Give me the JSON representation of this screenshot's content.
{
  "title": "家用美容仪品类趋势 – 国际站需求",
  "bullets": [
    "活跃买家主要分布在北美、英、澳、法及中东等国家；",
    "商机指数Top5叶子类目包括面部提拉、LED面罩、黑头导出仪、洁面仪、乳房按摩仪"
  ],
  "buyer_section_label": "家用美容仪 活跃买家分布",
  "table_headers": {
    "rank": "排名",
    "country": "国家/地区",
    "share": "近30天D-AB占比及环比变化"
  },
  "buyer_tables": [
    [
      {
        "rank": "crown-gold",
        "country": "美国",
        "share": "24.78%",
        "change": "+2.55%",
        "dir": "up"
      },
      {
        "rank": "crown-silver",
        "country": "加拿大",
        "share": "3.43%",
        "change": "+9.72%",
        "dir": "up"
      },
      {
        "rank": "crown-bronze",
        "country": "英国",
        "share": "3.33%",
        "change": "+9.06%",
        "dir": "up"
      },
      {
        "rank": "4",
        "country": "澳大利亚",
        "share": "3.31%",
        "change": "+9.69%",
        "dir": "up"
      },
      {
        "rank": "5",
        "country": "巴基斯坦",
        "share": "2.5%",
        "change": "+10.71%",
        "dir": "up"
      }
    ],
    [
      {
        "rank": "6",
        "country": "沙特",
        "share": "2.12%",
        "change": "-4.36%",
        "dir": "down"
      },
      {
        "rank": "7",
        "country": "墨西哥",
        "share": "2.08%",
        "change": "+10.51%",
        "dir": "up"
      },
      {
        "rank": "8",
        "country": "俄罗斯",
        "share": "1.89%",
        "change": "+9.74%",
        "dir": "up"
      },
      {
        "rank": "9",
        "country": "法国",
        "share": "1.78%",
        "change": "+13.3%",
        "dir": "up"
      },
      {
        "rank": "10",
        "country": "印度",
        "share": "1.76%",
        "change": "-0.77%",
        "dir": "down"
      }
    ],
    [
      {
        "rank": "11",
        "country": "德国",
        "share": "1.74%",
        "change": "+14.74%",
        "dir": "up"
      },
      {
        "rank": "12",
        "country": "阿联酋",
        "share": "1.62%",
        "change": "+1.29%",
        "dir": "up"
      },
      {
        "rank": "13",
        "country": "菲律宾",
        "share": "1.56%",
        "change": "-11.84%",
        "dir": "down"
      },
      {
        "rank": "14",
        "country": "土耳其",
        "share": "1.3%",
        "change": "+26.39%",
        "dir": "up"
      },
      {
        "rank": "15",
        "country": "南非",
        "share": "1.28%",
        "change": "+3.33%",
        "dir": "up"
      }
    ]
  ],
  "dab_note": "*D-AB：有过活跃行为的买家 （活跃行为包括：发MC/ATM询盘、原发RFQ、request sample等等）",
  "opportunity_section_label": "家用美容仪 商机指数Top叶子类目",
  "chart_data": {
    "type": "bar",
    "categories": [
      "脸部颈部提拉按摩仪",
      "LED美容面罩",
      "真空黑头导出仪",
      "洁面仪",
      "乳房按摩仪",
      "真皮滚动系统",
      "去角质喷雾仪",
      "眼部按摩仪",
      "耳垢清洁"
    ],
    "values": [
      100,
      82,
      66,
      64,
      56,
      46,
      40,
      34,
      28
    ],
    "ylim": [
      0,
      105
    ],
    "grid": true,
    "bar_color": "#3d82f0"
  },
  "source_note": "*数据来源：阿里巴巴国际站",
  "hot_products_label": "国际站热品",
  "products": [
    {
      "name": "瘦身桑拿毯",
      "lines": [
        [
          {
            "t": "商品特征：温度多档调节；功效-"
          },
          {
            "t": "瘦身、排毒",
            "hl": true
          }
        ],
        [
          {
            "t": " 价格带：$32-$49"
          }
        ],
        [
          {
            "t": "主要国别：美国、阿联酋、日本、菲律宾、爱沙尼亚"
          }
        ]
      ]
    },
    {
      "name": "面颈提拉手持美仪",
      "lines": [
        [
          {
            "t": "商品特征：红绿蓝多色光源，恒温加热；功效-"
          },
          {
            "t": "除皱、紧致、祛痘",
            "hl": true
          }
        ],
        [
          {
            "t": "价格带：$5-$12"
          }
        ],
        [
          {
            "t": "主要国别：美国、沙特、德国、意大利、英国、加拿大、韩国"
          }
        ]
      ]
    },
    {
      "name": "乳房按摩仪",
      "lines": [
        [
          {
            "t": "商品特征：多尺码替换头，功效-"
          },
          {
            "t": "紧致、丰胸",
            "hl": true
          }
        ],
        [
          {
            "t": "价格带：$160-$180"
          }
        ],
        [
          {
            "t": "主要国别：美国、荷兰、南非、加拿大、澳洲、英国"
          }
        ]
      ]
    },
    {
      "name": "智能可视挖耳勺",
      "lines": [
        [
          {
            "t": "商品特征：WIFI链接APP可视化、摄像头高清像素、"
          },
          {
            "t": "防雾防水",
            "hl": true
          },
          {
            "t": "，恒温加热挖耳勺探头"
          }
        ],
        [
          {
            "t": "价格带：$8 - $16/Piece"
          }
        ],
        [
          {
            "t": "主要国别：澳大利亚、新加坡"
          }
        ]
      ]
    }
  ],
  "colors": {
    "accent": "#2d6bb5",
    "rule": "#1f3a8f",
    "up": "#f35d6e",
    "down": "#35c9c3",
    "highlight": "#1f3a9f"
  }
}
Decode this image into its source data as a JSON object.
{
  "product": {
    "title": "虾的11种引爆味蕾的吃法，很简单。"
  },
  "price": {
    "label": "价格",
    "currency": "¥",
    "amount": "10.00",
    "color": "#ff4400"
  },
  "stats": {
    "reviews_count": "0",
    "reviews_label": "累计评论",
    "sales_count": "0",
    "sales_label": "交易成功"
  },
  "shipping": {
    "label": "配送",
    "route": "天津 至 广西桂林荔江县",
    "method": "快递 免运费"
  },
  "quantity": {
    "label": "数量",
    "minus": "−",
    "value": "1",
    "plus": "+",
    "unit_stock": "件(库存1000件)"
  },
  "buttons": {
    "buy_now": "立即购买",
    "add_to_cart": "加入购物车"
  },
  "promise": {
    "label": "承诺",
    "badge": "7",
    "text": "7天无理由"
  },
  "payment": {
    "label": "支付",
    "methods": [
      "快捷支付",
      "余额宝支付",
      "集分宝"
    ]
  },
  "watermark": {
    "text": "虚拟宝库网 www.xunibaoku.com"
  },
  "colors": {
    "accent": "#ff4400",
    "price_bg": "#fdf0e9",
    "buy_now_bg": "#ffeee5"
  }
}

--- --- ---

> [To be done]: Identify the lines above that contain the word "JSON", then copy them.

> [Finished exercise]:
Give me the JSON representation of this screenshot's content.
Decode this image into its source data as a JSON object.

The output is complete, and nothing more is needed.